• _DATA TO PROCESS_
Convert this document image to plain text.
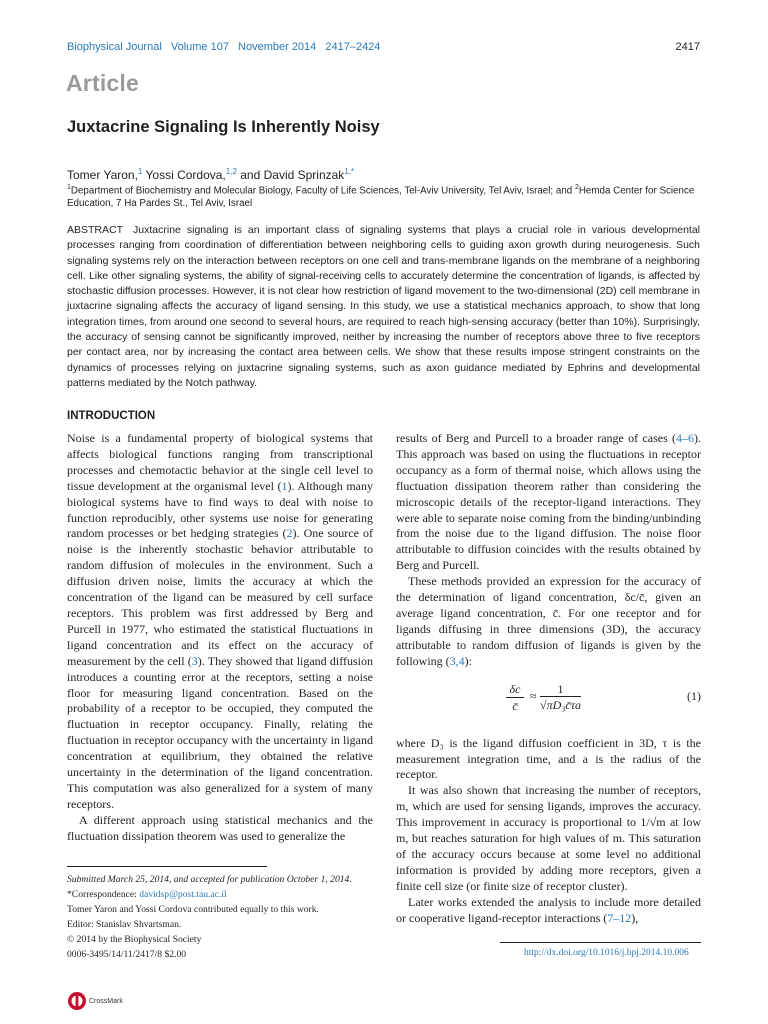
Biophysical Journal Volume 107 November 2014 2417–2424	2417
Article
Juxtacrine Signaling Is Inherently Noisy
Tomer Yaron,$^1$ Yossi Cordova,$^{1,2}$ and David Sprinzak$^{1,*}$
$^1$Department of Biochemistry and Molecular Biology, Faculty of Life Sciences, Tel-Aviv University, Tel Aviv, Israel; and $^2$Hemda Center for Science Education, 7 Ha Pardes St., Tel Aviv, Israel
ABSTRACT Juxtacrine signaling is an important class of signaling systems that plays a crucial role in various developmental processes ranging from coordination of differentiation between neighboring cells to guiding axon growth during neurogenesis. Such signaling systems rely on the interaction between receptors on one cell and trans-membrane ligands on the membrane of a neighboring cell. Like other signaling systems, the ability of signal-receiving cells to accurately determine the concentration of ligands, is affected by stochastic diffusion processes. However, it is not clear how restriction of ligand movement to the two-dimensional (2D) cell membrane in juxtacrine signaling affects the accuracy of ligand sensing. In this study, we use a statistical mechanics approach, to show that long integration times, from around one second to several hours, are required to reach high-sensing accuracy (better than 10%). Surprisingly, the accuracy of sensing cannot be significantly improved, neither by increasing the number of receptors above three to five receptors per contact area, nor by increasing the contact area between cells. We show that these results impose stringent constraints on the dynamics of processes relying on juxtacrine signaling systems, such as axon guidance mediated by Ephrins and developmental patterns mediated by the Notch pathway.
INTRODUCTION

Noise is a fundamental property of biological systems that affects biological functions ranging from transcriptional processes and chemotactic behavior at the single cell level to tissue development at the organismal level (1). Although many biological systems have to find ways to deal with noise to function reproducibly, other systems use noise for generating random processes or bet hedging strategies (2). One source of noise is the inherently stochastic behavior attributable to random diffusion of molecules in the environment. Such a diffusion driven noise, limits the accuracy at which the concentration of the ligand can be measured by cell surface receptors. This problem was first addressed by Berg and Purcell in 1977, who estimated the statistical fluctuations in ligand concentration and its effect on the accuracy of measurement by the cell (3). They showed that ligand diffusion introduces a counting error at the receptors, setting a noise floor for measuring ligand concentration. Based on the probability of a receptor to be occupied, they computed the fluctuation in receptor occupancy. Finally, relating the fluctuation in receptor occupancy with the uncertainty in ligand concentration at equilibrium, they obtained the relative uncertainty in the determination of the ligand concentration. This computation was also generalized for a system of many receptors.

A different approach using statistical mechanics and the fluctuation dissipation theorem was used to generalize the

results of Berg and Purcell to a broader range of cases (4–6). This approach was based on using the fluctuations in receptor occupancy as a form of thermal noise, which allows using the fluctuation dissipation theorem rather than considering the microscopic details of the receptor-ligand interactions. They were able to separate noise coming from the binding/unbinding from the noise due to the ligand diffusion. The noise floor attributable to diffusion coincides with the results obtained by Berg and Purcell.

These methods provided an expression for the accuracy of the determination of ligand concentration, δc/c̄, given an average ligand concentration, c̄. For one receptor and for ligands diffusing in three dimensions (3D), the accuracy attributable to random diffusion of ligands is given by the following (3,4):

δc
c̄
≈ $\frac{1}{\text{√πD₃c̄τa}}$	(1)

where D₃ is the ligand diffusion coefficient in 3D, τ is the measurement integration time, and a is the radius of the receptor.

It was also shown that increasing the number of receptors, m, which are used for sensing ligands, improves the accuracy. This improvement in accuracy is proportional to 1/√m at low m, but reaches saturation for high values of m. This saturation of the accuracy occurs because at some level no additional information is provided by adding more receptors, given a finite cell size (or finite size of receptor cluster).

Later works extended the analysis to include more detailed or cooperative ligand-receptor interactions (7–12),

Submitted March 25, 2014, and accepted for publication October 1, 2014.
*Correspondence: davidsp@post.tau.ac.il
Tomer Yaron and Yossi Cordova contributed equally to this work.
Editor: Stanislav Shvartsman.
© 2014 by the Biophysical Society
0006-3495/14/11/2417/8 $2.00
CrossMark
http://dx.doi.org/10.1016/j.bpj.2014.10.006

• _EXERCISE AIM_
Filter the records down to the lines containing the word "dissipation", and copy those.

• _TASK OUTPUT_
A different approach using statistical mechanics and the fluctuation dissipation theorem was used to generalize the
results of Berg and Purcell to a broader range of cases (4–6). This approach was based on using the fluctuations in receptor occupancy as a form of thermal noise, which allows using the fluctuation dissipation theorem rather than considering the microscopic details of the receptor-ligand interactions. They were able to separate noise coming from the binding/unbinding from the noise due to the ligand diffusion. The noise floor attributable to diffusion coincides with the results obtained by Berg and Purcell.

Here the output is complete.